### Given exercise
Copy the records below exactly, leaving out any pictures.

(begin)

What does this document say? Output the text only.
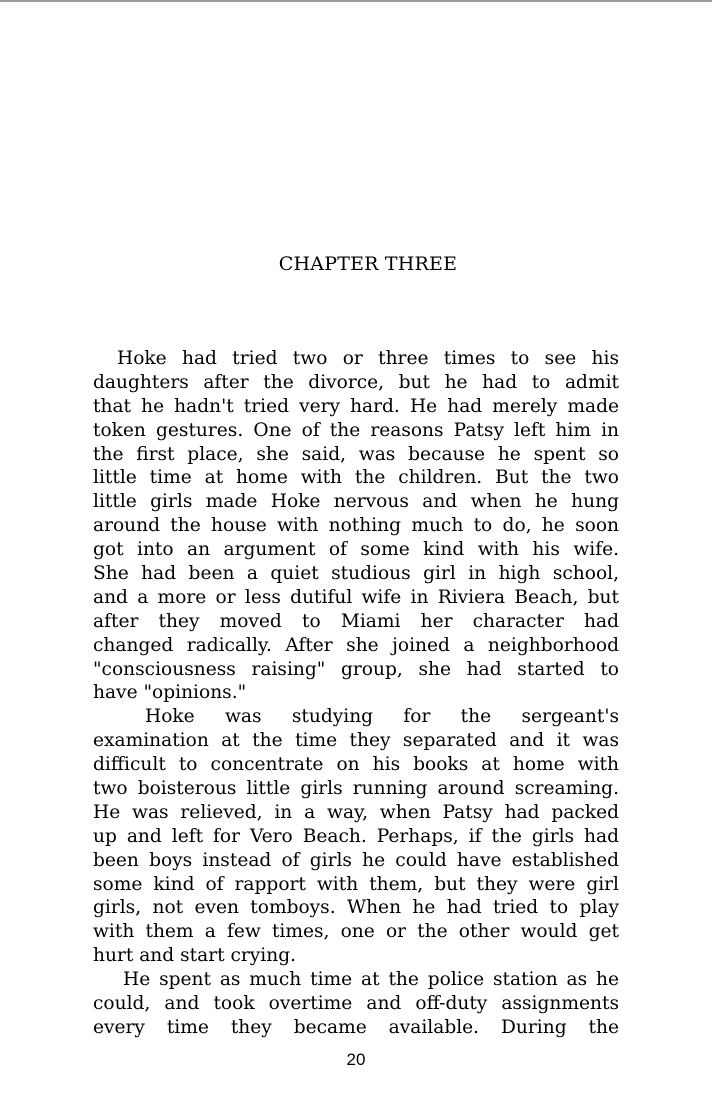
CHAPTER THREE
Hoke had tried two or three times to see his
daughters after the divorce, but he had to admit
that he hadn't tried very hard. He had merely made
token gestures. One of the reasons Patsy left him in
the first place, she said, was because he spent so
little time at home with the children. But the two
little girls made Hoke nervous and when he hung
around the house with nothing much to do, he soon
got into an argument of some kind with his wife.
She had been a quiet studious girl in high school,
and a more or less dutiful wife in Riviera Beach, but
after they moved to Miami her character had
changed radically. After she joined a neighborhood
"consciousness raising" group, she had started to
have "opinions."
Hoke was studying for the sergeant's
examination at the time they separated and it was
difficult to concentrate on his books at home with
two boisterous little girls running around screaming.
He was relieved, in a way, when Patsy had packed
up and left for Vero Beach. Perhaps, if the girls had
been boys instead of girls he could have established
some kind of rapport with them, but they were girl
girls, not even tomboys. When he had tried to play
with them a few times, one or the other would get
hurt and start crying.
He spent as much time at the police station as he
could, and took overtime and off-duty assignments
every time they became available. During the
20
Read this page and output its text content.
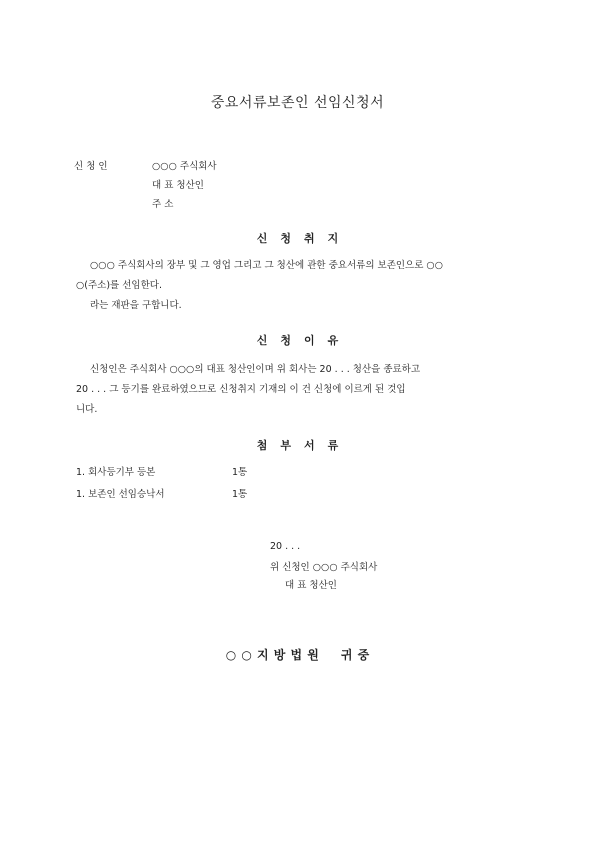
중요서류보존인 선임신청서
신 청 인	○○○ 주식회사
대 표 청산인
주 소
신청취지
○○○ 주식회사의 장부 및 그 영업 그리고 그 청산에 관한 중요서류의 보존인으로 ○○
○(주소)를 선임한다.
라는 재판을 구합니다.
신청이유
신청인은 주식회사 ○○○의 대표 청산인이며 위 회사는 20 . . . 청산을 종료하고
20 . . . 그 등기를 완료하였으므로 신청취지 기재의 이 건 신청에 이르게 된 것입
니다.
첨부서류
1. 회사등기부 등본	1통
1. 보존인 선임승낙서	1통
20 . . .
위 신청인 ○○○ 주식회사
대 표 청산인
○ ○ 지 방 법 원 귀 중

(end)

### Task solution
What does this document say? Output the text only.
CHAPTER THREE
Hoke had tried two or three times to see his
daughters after the divorce, but he had to admit
that he hadn't tried very hard. He had merely made
token gestures. One of the reasons Patsy left him in
the first place, she said, was because he spent so
little time at home with the children. But the two
little girls made Hoke nervous and when he hung
around the house with nothing much to do, he soon
got into an argument of some kind with his wife.
She had been a quiet studious girl in high school,
and a more or less dutiful wife in Riviera Beach, but
after they moved to Miami her character had
changed radically. After she joined a neighborhood
"consciousness raising" group, she had started to
have "opinions."
Hoke was studying for the sergeant's
examination at the time they separated and it was
difficult to concentrate on his books at home with
two boisterous little girls running around screaming.
He was relieved, in a way, when Patsy had packed
up and left for Vero Beach. Perhaps, if the girls had
been boys instead of girls he could have established
some kind of rapport with them, but they were girl
girls, not even tomboys. When he had tried to play
with them a few times, one or the other would get
hurt and start crying.
He spent as much time at the police station as he
could, and took overtime and off-duty assignments
every time they became available. During the
20
Read this page and output its text content.
중요서류보존인 선임신청서
신 청 인	○○○ 주식회사
대 표 청산인
주 소
신청취지
○○○ 주식회사의 장부 및 그 영업 그리고 그 청산에 관한 중요서류의 보존인으로 ○○
○(주소)를 선임한다.
라는 재판을 구합니다.
신청이유
신청인은 주식회사 ○○○의 대표 청산인이며 위 회사는 20 . . . 청산을 종료하고
20 . . . 그 등기를 완료하였으므로 신청취지 기재의 이 건 신청에 이르게 된 것입
니다.
첨부서류
1. 회사등기부 등본	1통
1. 보존인 선임승낙서	1통
20 . . .
위 신청인 ○○○ 주식회사
대 표 청산인
○ ○ 지 방 법 원 귀 중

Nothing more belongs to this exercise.